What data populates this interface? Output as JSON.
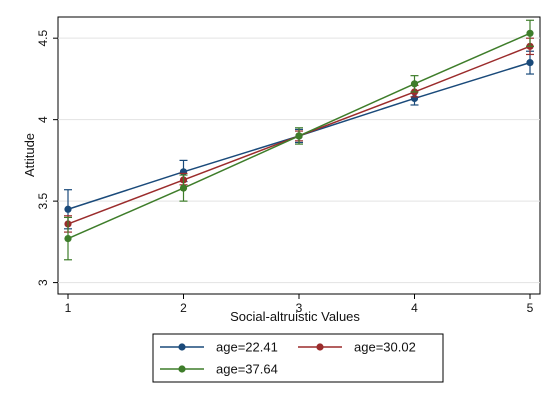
{
  "chart_data": {
    "type": "line",
    "title": "",
    "xlabel": "Social-altruistic Values",
    "ylabel": "Attitude",
    "x": [
      1,
      2,
      3,
      4,
      5
    ],
    "xlim": [
      1,
      5
    ],
    "ylim": [
      2.93,
      4.63
    ],
    "xticks": [
      "1",
      "2",
      "3",
      "4",
      "5"
    ],
    "yticks": [
      3,
      3.5,
      4,
      4.5
    ],
    "ytick_labels": [
      "3",
      "3.5",
      "4",
      "4.5"
    ],
    "grid": "horizontal",
    "legend_position": "bottom",
    "series": [
      {
        "name": "age=22.41",
        "color": "#1a4a7a",
        "values": [
          3.45,
          3.68,
          3.9,
          4.13,
          4.35
        ],
        "ci_low": [
          3.33,
          3.62,
          3.86,
          4.09,
          4.28
        ],
        "ci_high": [
          3.57,
          3.75,
          3.94,
          4.17,
          4.42
        ]
      },
      {
        "name": "age=30.02",
        "color": "#9b2c2c",
        "values": [
          3.36,
          3.63,
          3.9,
          4.17,
          4.45
        ],
        "ci_low": [
          3.31,
          3.6,
          3.87,
          4.14,
          4.4
        ],
        "ci_high": [
          3.41,
          3.67,
          3.93,
          4.21,
          4.5
        ]
      },
      {
        "name": "age=37.64",
        "color": "#3e7d2a",
        "values": [
          3.27,
          3.58,
          3.9,
          4.22,
          4.53
        ],
        "ci_low": [
          3.14,
          3.5,
          3.85,
          4.17,
          4.45
        ],
        "ci_high": [
          3.4,
          3.66,
          3.95,
          4.27,
          4.61
        ]
      }
    ]
  }
}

────────────────────

Your instructions. Take the listing above and print it exactly, apart from the pictures.

Problem solution.
What data populates this interface? Output as JSON.
{
  "chart_data": {
    "type": "line",
    "title": "",
    "xlabel": "Social-altruistic Values",
    "ylabel": "Attitude",
    "x": [
      1,
      2,
      3,
      4,
      5
    ],
    "xlim": [
      1,
      5
    ],
    "ylim": [
      2.93,
      4.63
    ],
    "xticks": [
      "1",
      "2",
      "3",
      "4",
      "5"
    ],
    "yticks": [
      3,
      3.5,
      4,
      4.5
    ],
    "ytick_labels": [
      "3",
      "3.5",
      "4",
      "4.5"
    ],
    "grid": "horizontal",
    "legend_position": "bottom",
    "series": [
      {
        "name": "age=22.41",
        "color": "#1a4a7a",
        "values": [
          3.45,
          3.68,
          3.9,
          4.13,
          4.35
        ],
        "ci_low": [
          3.33,
          3.62,
          3.86,
          4.09,
          4.28
        ],
        "ci_high": [
          3.57,
          3.75,
          3.94,
          4.17,
          4.42
        ]
      },
      {
        "name": "age=30.02",
        "color": "#9b2c2c",
        "values": [
          3.36,
          3.63,
          3.9,
          4.17,
          4.45
        ],
        "ci_low": [
          3.31,
          3.6,
          3.87,
          4.14,
          4.4
        ],
        "ci_high": [
          3.41,
          3.67,
          3.93,
          4.21,
          4.5
        ]
      },
      {
        "name": "age=37.64",
        "color": "#3e7d2a",
        "values": [
          3.27,
          3.58,
          3.9,
          4.22,
          4.53
        ],
        "ci_low": [
          3.14,
          3.5,
          3.85,
          4.17,
          4.45
        ],
        "ci_high": [
          3.4,
          3.66,
          3.95,
          4.27,
          4.61
        ]
      }
    ]
  }
}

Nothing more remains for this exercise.